• DOCUMENT
======

Here at the Law Library of Congress we are frequently asked about different aspects of family law. When asked about Chinese family law, one of the questions that I have found more difficult to answer relates to the documents needed to prove that a divorce has taken place in China. Proving a Chinese divorce can be relatively straightforward in some cases, but is quite complicated in others. 

The PRC Marriage Law articles from the Law Library’s collection. Photo by Laney Zhang.

Under China’s national Marriage Law, there are two different types of divorce proceedings: (1) administrative proceedings, in which a divorce is filed with the local government civil affairs department; and (2) judicial proceedings, in which a divorce lawsuit is brought to court.  (Marriage Law, arts. 31 & 32.)  Only divorce by mutual consent in which the two parties have no disputes over child maintenance and property disposition may go through the administrative proceedings.  At the end of the administrative proceedings, the civil affairs department issues a divorce certificate (lihun zheng) to each party, which conveniently serves as proof of divorce.  (Id. art. 31.)

However, those divorced through judicial proceedings may find it is not as easy to prove their divorce, because they usually cannot get a divorce certificate or a divorce decree that contains only the information necessary to prove the divorce.  Instead, whenever proof of divorce is needed, the divorced person would have to present the full-text divorce judgment (or the mediation statement if the divorce was granted through in-court divorce mediation).  A divorce judgment could be very lengthy and contain detailed facts and claims that the divorced person may not be willing to disclose. Moreover, the court judgment is not always self-proving to be effective, or may not show when it became effective.  Thus an additional “certificate of effectiveness of a legal document” from the original court that granted the divorce may have to be obtained in order to prove the judgment has taken effect.  (Jianhua Wu, Lun Fayuan Chuju Lihun Panjue Shengxiao Zhengming Shu Cunzai de Wenti ji Jiejue Cuoshi [On Problems and Solutions of Courts Issuing Divorce Judgment Effectiveness Certificate], PIN PAI (Nov. 2014).)

Homes in Shanghai, China. Photo by Laney Zhang.

======

• EXTRACTED ENTRIES
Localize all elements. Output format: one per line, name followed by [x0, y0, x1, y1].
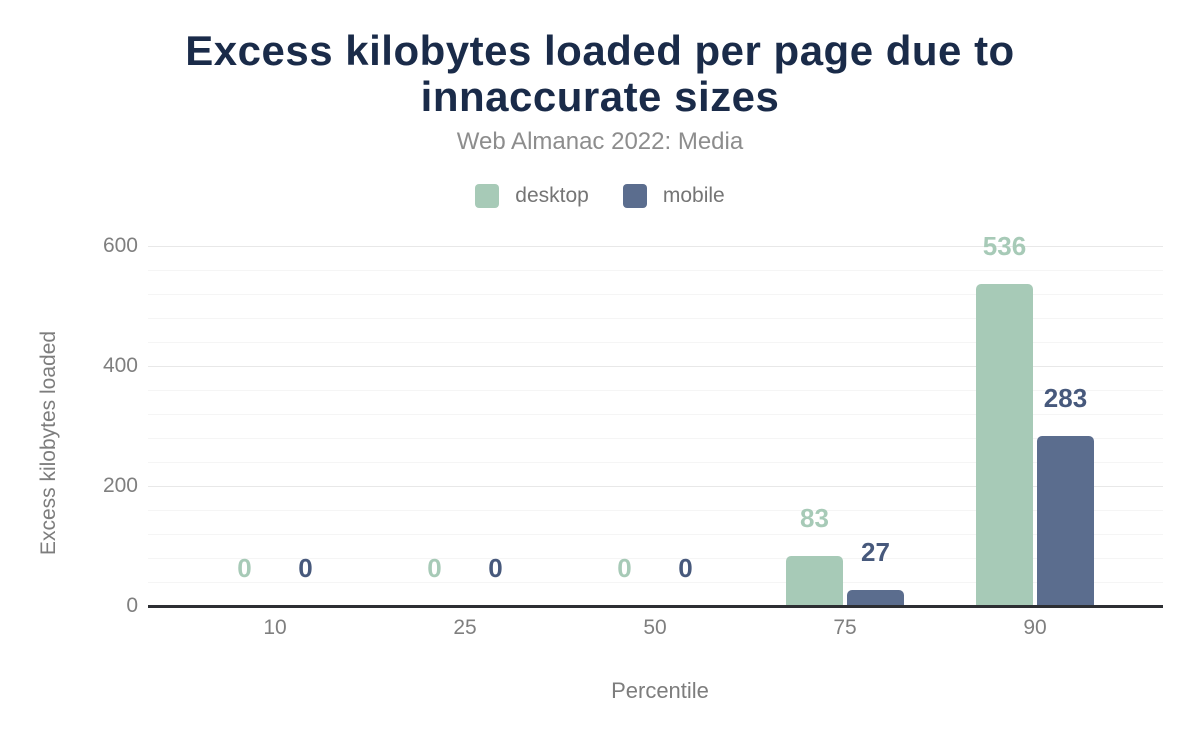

======

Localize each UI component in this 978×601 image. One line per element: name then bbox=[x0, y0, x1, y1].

======

• YOUR GOAL
Transcribe the stretch of the Chinese divorce text from "Under China’s national" through "divorce.  (Id. art. 31.)".

• TASK OUTPUT
Under China’s national Marriage Law, there are two different types of divorce proceedings: (1) administrative proceedings, in which a divorce is filed with the local government civil affairs department; and (2) judicial proceedings, in which a divorce lawsuit is brought to court.  (Marriage Law, arts. 31 & 32.)  Only divorce by mutual consent in which the two parties have no disputes over child maintenance and property disposition may go through the administrative proceedings.  At the end of the administrative proceedings, the civil affairs department issues a divorce certificate (lihun zheng) to each party, which conveniently serves as proof of divorce.  (Id. art. 31.)